- Problem description
Write out the material exactly, leaving every picture behind.

___ Extracted entries

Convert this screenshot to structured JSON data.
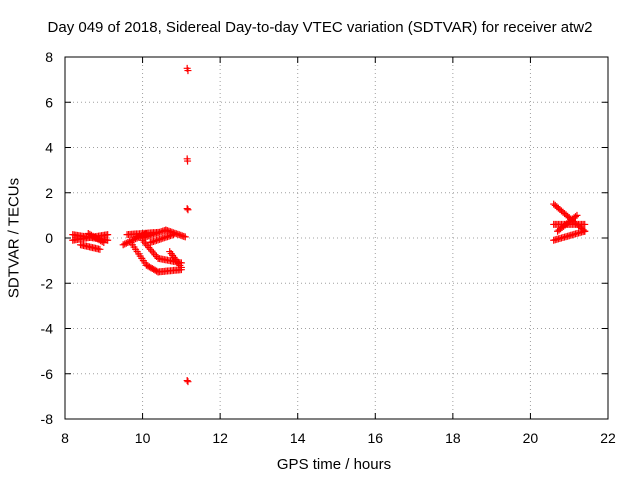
{
  "chart_data": {
    "type": "scatter",
    "title": "Day 049 of 2018, Sidereal Day-to-day VTEC variation (SDTVAR) for receiver atw2",
    "xlabel": "GPS time / hours",
    "ylabel": "SDTVAR / TECUs",
    "xlim": [
      8,
      22
    ],
    "ylim": [
      -8,
      8
    ],
    "xticks": [
      "8",
      "10",
      "12",
      "14",
      "16",
      "18",
      "20",
      "22"
    ],
    "yticks": [
      "-8",
      "-6",
      "-4",
      "-2",
      "0",
      "2",
      "4",
      "6",
      "8"
    ],
    "grid": true,
    "marker": "+",
    "color": "#ff0000",
    "series": [
      {
        "name": "SDTVAR",
        "segments": [
          {
            "x0": 8.2,
            "x1": 9.1,
            "y0": 0.15,
            "y1": -0.1
          },
          {
            "x0": 8.2,
            "x1": 9.1,
            "y0": -0.1,
            "y1": 0.15
          },
          {
            "x0": 8.4,
            "x1": 8.9,
            "y0": -0.3,
            "y1": -0.5
          },
          {
            "x0": 8.6,
            "x1": 9.0,
            "y0": 0.2,
            "y1": -0.2
          },
          {
            "x0": 9.5,
            "x1": 10.1,
            "y0": -0.3,
            "y1": 0.2
          },
          {
            "x0": 9.6,
            "x1": 10.4,
            "y0": 0.15,
            "y1": 0.25
          },
          {
            "x0": 9.7,
            "x1": 10.1,
            "y0": -0.2,
            "y1": -1.2
          },
          {
            "x0": 10.1,
            "x1": 10.4,
            "y0": -1.2,
            "y1": -1.5
          },
          {
            "x0": 10.4,
            "x1": 11.0,
            "y0": -1.5,
            "y1": -1.4
          },
          {
            "x0": 10.0,
            "x1": 10.4,
            "y0": -0.1,
            "y1": -0.9
          },
          {
            "x0": 10.4,
            "x1": 11.0,
            "y0": -0.9,
            "y1": -1.1
          },
          {
            "x0": 10.0,
            "x1": 10.6,
            "y0": 0.0,
            "y1": 0.35
          },
          {
            "x0": 10.6,
            "x1": 11.1,
            "y0": 0.35,
            "y1": 0.05
          },
          {
            "x0": 10.2,
            "x1": 10.8,
            "y0": -0.2,
            "y1": 0.15
          },
          {
            "x0": 10.7,
            "x1": 11.0,
            "y0": -0.6,
            "y1": -1.3
          },
          {
            "x0": 20.6,
            "x1": 21.4,
            "y0": 1.5,
            "y1": 0.3
          },
          {
            "x0": 20.6,
            "x1": 21.4,
            "y0": 0.6,
            "y1": 0.6
          },
          {
            "x0": 20.6,
            "x1": 21.4,
            "y0": -0.1,
            "y1": 0.3
          },
          {
            "x0": 20.7,
            "x1": 21.2,
            "y0": 0.3,
            "y1": 1.0
          }
        ],
        "points": [
          [
            11.15,
            7.5
          ],
          [
            11.17,
            7.4
          ],
          [
            11.15,
            3.5
          ],
          [
            11.16,
            3.4
          ],
          [
            11.15,
            1.3
          ],
          [
            11.17,
            1.25
          ],
          [
            11.15,
            -6.3
          ],
          [
            11.17,
            -6.35
          ]
        ]
      }
    ]
  }
}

______

- Solved problem
Convert this screenshot to structured JSON data.
{
  "chart_data": {
    "type": "scatter",
    "title": "Day 049 of 2018, Sidereal Day-to-day VTEC variation (SDTVAR) for receiver atw2",
    "xlabel": "GPS time / hours",
    "ylabel": "SDTVAR / TECUs",
    "xlim": [
      8,
      22
    ],
    "ylim": [
      -8,
      8
    ],
    "xticks": [
      "8",
      "10",
      "12",
      "14",
      "16",
      "18",
      "20",
      "22"
    ],
    "yticks": [
      "-8",
      "-6",
      "-4",
      "-2",
      "0",
      "2",
      "4",
      "6",
      "8"
    ],
    "grid": true,
    "marker": "+",
    "color": "#ff0000",
    "series": [
      {
        "name": "SDTVAR",
        "segments": [
          {
            "x0": 8.2,
            "x1": 9.1,
            "y0": 0.15,
            "y1": -0.1
          },
          {
            "x0": 8.2,
            "x1": 9.1,
            "y0": -0.1,
            "y1": 0.15
          },
          {
            "x0": 8.4,
            "x1": 8.9,
            "y0": -0.3,
            "y1": -0.5
          },
          {
            "x0": 8.6,
            "x1": 9.0,
            "y0": 0.2,
            "y1": -0.2
          },
          {
            "x0": 9.5,
            "x1": 10.1,
            "y0": -0.3,
            "y1": 0.2
          },
          {
            "x0": 9.6,
            "x1": 10.4,
            "y0": 0.15,
            "y1": 0.25
          },
          {
            "x0": 9.7,
            "x1": 10.1,
            "y0": -0.2,
            "y1": -1.2
          },
          {
            "x0": 10.1,
            "x1": 10.4,
            "y0": -1.2,
            "y1": -1.5
          },
          {
            "x0": 10.4,
            "x1": 11.0,
            "y0": -1.5,
            "y1": -1.4
          },
          {
            "x0": 10.0,
            "x1": 10.4,
            "y0": -0.1,
            "y1": -0.9
          },
          {
            "x0": 10.4,
            "x1": 11.0,
            "y0": -0.9,
            "y1": -1.1
          },
          {
            "x0": 10.0,
            "x1": 10.6,
            "y0": 0.0,
            "y1": 0.35
          },
          {
            "x0": 10.6,
            "x1": 11.1,
            "y0": 0.35,
            "y1": 0.05
          },
          {
            "x0": 10.2,
            "x1": 10.8,
            "y0": -0.2,
            "y1": 0.15
          },
          {
            "x0": 10.7,
            "x1": 11.0,
            "y0": -0.6,
            "y1": -1.3
          },
          {
            "x0": 20.6,
            "x1": 21.4,
            "y0": 1.5,
            "y1": 0.3
          },
          {
            "x0": 20.6,
            "x1": 21.4,
            "y0": 0.6,
            "y1": 0.6
          },
          {
            "x0": 20.6,
            "x1": 21.4,
            "y0": -0.1,
            "y1": 0.3
          },
          {
            "x0": 20.7,
            "x1": 21.2,
            "y0": 0.3,
            "y1": 1.0
          }
        ],
        "points": [
          [
            11.15,
            7.5
          ],
          [
            11.17,
            7.4
          ],
          [
            11.15,
            3.5
          ],
          [
            11.16,
            3.4
          ],
          [
            11.15,
            1.3
          ],
          [
            11.17,
            1.25
          ],
          [
            11.15,
            -6.3
          ],
          [
            11.17,
            -6.35
          ]
        ]
      }
    ]
  }
}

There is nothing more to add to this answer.